**INSTRUCTIONS TO FOLLOW**
Copy out all lines where "Gwet" appears.

##### SOURCE MATERIAL

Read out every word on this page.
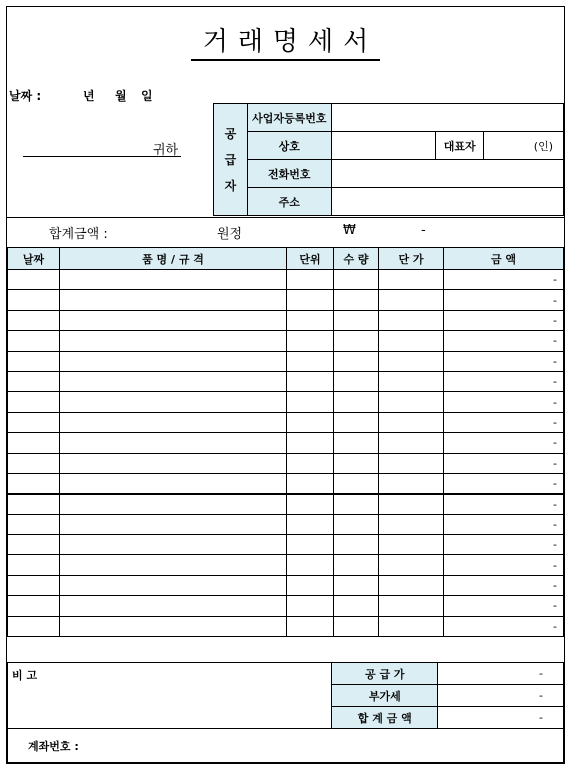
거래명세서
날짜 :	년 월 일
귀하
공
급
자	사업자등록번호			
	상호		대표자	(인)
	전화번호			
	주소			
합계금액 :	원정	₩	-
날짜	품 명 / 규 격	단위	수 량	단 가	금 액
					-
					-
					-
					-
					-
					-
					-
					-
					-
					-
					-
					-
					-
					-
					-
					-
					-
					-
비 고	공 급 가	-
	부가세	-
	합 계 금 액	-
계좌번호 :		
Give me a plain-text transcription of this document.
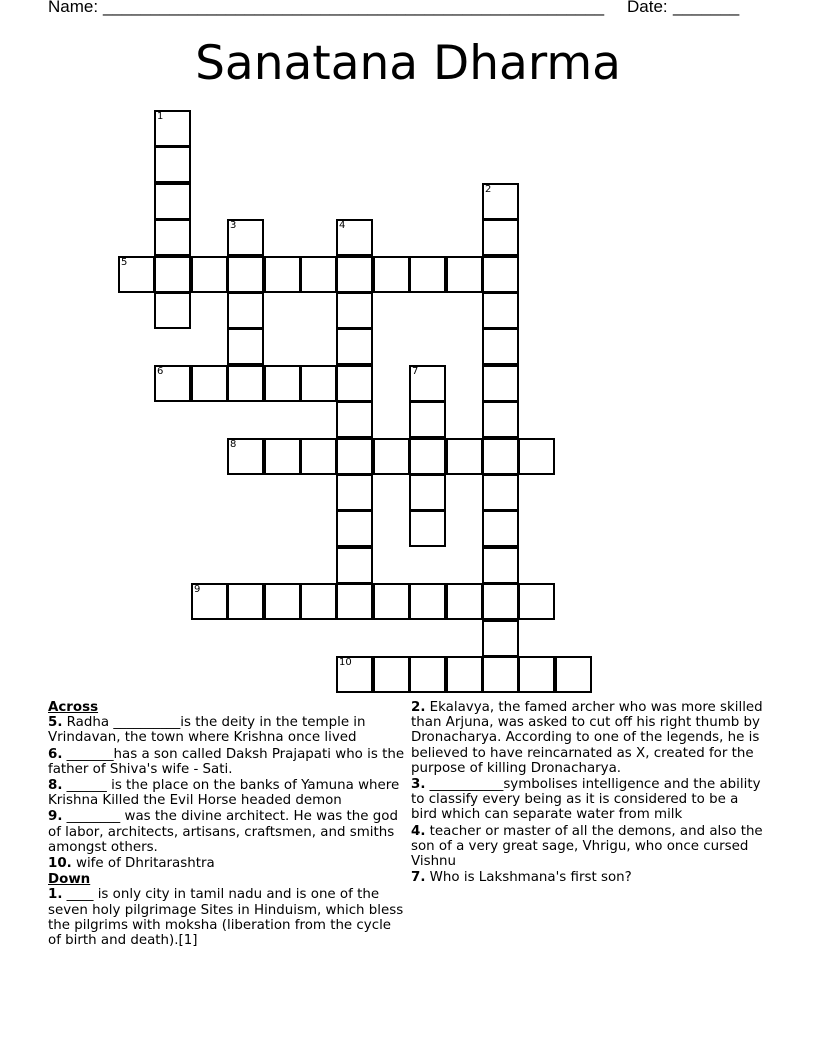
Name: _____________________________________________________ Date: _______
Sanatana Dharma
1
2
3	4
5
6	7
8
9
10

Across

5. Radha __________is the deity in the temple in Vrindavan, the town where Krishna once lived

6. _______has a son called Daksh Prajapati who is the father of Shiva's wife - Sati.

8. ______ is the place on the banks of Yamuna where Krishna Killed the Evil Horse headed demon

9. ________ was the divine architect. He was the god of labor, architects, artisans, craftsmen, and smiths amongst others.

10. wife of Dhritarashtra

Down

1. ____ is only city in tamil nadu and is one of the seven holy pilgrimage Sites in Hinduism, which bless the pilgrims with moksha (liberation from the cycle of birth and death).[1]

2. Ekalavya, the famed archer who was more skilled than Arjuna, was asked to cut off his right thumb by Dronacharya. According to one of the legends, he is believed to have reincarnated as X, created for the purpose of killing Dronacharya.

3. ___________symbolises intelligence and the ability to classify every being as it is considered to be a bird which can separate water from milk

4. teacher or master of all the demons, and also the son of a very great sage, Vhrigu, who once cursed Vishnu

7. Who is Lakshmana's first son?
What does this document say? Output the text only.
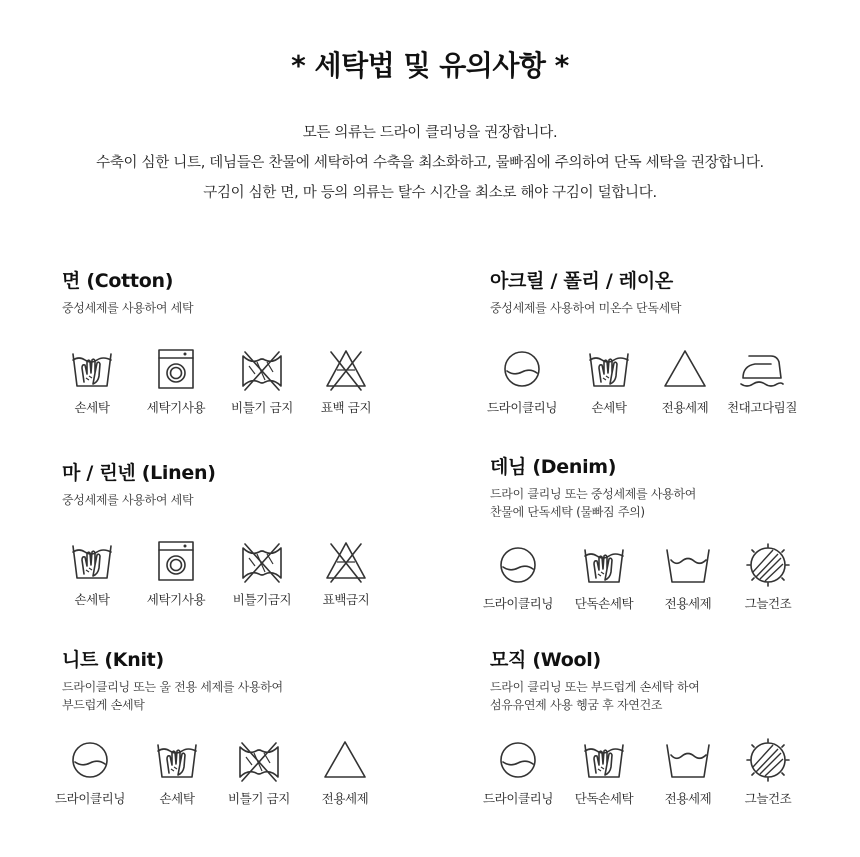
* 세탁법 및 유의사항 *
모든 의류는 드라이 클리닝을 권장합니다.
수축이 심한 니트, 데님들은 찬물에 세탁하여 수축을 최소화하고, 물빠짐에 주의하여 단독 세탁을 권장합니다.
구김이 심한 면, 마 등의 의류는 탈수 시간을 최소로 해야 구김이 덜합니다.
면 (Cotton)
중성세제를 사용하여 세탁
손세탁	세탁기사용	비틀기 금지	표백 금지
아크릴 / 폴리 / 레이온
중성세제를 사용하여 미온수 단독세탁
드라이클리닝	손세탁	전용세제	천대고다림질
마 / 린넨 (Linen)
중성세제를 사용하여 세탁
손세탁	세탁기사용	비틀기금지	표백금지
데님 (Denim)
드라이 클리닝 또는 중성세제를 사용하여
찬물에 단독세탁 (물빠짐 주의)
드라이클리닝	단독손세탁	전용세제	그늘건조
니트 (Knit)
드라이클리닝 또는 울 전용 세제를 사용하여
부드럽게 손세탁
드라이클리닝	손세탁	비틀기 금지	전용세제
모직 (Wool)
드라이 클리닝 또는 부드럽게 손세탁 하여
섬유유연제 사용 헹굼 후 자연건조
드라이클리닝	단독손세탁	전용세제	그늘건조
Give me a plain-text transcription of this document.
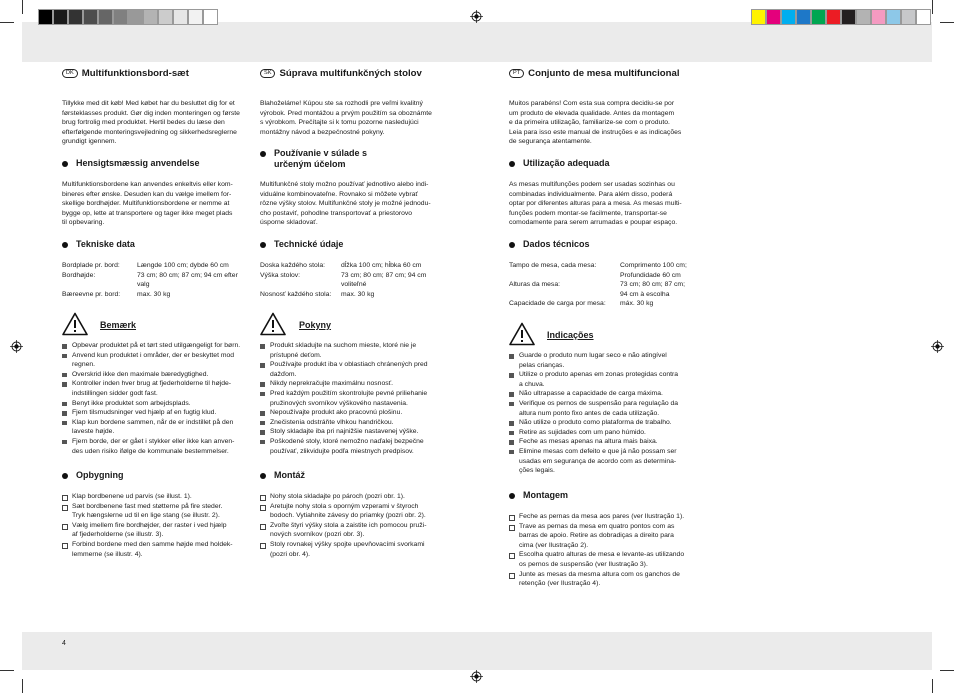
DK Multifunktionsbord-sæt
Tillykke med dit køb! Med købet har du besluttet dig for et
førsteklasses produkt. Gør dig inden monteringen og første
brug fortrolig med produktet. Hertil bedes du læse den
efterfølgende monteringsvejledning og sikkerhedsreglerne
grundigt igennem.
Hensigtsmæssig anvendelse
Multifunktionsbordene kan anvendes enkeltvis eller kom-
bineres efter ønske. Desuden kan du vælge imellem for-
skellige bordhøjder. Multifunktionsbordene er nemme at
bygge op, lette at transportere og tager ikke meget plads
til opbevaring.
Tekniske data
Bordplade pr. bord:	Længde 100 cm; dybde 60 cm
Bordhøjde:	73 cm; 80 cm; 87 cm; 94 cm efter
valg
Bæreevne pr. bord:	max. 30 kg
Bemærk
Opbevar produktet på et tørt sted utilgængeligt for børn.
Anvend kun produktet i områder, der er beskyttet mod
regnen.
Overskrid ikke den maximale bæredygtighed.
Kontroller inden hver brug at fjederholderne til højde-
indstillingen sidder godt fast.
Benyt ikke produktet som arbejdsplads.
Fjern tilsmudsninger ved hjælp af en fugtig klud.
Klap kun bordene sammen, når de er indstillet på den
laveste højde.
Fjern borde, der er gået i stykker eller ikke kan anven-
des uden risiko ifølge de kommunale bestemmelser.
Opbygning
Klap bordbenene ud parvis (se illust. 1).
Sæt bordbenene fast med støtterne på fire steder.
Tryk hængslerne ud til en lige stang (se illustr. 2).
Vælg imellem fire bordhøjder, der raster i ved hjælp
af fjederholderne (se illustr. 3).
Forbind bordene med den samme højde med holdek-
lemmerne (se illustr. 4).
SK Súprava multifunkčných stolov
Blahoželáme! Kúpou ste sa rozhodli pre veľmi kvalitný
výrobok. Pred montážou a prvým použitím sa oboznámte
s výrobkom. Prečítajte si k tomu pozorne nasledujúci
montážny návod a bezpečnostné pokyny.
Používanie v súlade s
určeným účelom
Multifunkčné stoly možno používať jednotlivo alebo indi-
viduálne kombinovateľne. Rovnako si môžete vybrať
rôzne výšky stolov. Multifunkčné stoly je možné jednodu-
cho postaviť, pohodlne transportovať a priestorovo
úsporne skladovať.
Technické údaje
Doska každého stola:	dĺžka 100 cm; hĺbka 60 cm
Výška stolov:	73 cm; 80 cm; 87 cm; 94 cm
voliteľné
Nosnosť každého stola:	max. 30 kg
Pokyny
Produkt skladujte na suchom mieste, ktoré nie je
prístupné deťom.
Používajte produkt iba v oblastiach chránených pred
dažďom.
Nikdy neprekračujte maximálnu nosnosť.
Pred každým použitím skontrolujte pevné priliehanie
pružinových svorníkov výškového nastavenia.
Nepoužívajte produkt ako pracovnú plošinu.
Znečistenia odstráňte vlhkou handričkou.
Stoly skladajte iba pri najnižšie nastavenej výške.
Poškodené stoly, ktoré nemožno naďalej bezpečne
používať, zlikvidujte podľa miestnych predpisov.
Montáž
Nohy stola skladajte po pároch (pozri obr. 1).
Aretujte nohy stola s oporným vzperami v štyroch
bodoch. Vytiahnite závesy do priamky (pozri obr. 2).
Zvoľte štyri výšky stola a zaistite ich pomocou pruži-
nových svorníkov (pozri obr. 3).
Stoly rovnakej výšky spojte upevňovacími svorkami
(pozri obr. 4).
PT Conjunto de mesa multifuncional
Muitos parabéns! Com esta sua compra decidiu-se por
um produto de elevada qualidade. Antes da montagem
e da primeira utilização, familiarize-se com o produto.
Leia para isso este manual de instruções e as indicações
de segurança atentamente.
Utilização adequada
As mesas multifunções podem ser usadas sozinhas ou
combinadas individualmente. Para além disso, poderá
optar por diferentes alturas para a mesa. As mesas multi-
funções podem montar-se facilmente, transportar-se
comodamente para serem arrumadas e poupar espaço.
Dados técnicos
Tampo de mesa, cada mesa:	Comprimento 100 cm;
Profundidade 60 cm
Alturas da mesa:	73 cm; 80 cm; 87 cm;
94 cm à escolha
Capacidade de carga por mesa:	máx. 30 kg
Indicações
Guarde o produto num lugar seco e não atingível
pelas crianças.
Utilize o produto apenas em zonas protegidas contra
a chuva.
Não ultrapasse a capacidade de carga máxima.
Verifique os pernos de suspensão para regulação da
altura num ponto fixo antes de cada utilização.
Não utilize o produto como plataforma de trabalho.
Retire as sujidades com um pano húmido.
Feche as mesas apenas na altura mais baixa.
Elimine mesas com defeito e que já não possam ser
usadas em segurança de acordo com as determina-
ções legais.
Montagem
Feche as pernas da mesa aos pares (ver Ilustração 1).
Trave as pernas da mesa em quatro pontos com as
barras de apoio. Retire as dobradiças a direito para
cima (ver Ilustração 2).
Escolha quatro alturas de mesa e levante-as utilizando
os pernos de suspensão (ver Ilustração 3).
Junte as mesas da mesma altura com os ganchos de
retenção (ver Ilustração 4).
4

##########
##### SOURCE MATERIAL

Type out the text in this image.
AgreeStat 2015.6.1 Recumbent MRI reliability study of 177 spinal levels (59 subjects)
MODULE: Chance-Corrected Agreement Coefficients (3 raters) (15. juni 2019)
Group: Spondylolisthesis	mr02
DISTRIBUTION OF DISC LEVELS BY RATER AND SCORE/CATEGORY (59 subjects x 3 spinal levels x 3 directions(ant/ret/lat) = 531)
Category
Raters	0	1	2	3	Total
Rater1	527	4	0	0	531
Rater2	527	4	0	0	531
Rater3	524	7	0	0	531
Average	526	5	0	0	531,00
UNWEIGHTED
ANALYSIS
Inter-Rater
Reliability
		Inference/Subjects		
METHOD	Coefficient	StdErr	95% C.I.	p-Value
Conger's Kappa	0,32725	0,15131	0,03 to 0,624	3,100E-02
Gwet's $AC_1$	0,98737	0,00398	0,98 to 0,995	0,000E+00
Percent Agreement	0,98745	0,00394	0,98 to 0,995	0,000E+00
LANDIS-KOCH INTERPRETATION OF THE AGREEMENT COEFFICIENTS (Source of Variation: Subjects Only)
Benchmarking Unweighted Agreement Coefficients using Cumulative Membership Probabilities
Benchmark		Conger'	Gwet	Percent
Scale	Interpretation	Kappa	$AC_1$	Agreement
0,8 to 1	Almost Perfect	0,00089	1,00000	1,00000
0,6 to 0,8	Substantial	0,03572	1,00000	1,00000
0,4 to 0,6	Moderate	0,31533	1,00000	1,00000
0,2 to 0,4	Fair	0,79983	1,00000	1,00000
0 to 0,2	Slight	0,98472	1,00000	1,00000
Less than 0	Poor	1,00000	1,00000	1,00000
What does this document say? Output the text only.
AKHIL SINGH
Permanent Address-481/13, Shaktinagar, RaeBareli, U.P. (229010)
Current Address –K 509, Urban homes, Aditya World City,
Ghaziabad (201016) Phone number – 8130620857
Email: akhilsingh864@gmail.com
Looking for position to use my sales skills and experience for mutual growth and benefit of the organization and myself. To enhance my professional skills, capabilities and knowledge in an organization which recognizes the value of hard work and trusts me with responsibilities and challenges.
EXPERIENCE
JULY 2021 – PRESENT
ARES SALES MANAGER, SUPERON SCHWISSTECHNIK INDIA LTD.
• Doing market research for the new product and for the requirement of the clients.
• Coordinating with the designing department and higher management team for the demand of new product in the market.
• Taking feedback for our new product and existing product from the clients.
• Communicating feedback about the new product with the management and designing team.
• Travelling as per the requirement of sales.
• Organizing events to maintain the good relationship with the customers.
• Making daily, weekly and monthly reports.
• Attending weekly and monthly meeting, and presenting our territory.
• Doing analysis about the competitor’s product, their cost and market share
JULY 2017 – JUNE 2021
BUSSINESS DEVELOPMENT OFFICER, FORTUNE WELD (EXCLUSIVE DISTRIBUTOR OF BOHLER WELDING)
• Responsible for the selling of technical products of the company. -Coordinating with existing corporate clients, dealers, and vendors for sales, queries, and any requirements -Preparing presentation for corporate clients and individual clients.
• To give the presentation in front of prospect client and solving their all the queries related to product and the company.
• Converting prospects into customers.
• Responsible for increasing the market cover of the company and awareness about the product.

##########
##### SOURCE MATERIAL

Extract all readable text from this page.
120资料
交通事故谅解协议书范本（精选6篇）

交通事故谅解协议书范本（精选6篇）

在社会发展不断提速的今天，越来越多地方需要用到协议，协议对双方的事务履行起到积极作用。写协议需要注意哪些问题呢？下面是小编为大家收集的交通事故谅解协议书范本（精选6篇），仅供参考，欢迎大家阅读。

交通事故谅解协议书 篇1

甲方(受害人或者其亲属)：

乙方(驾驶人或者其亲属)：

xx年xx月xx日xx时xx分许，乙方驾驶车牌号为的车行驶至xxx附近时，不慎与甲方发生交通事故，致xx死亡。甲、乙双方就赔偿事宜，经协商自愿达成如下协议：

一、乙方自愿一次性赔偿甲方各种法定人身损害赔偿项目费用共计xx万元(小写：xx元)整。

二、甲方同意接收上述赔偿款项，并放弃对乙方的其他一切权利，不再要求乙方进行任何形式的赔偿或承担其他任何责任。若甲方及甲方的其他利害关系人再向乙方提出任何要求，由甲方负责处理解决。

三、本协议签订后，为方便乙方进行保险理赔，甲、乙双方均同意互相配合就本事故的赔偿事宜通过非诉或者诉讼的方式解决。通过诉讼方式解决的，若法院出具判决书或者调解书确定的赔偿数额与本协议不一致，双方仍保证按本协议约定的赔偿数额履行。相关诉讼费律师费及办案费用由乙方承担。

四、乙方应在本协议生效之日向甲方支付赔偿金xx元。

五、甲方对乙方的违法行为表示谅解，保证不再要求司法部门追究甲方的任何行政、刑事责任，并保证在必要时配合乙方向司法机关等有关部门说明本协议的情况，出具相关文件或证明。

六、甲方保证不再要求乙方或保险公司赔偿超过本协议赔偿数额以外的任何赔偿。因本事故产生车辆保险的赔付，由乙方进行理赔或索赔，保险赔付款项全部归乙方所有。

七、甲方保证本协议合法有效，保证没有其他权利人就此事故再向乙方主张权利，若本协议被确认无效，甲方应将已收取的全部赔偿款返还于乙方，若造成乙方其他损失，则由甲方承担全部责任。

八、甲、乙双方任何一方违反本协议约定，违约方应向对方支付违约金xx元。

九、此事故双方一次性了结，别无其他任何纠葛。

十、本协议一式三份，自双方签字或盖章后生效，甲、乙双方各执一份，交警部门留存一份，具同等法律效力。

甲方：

##########

**ANSWER TO THIS TASK**
Gwet's $AC_1$	0,98737	0,00398	0,98 to 0,995	0,000E+00
Benchmark		Conger'	Gwet	Percent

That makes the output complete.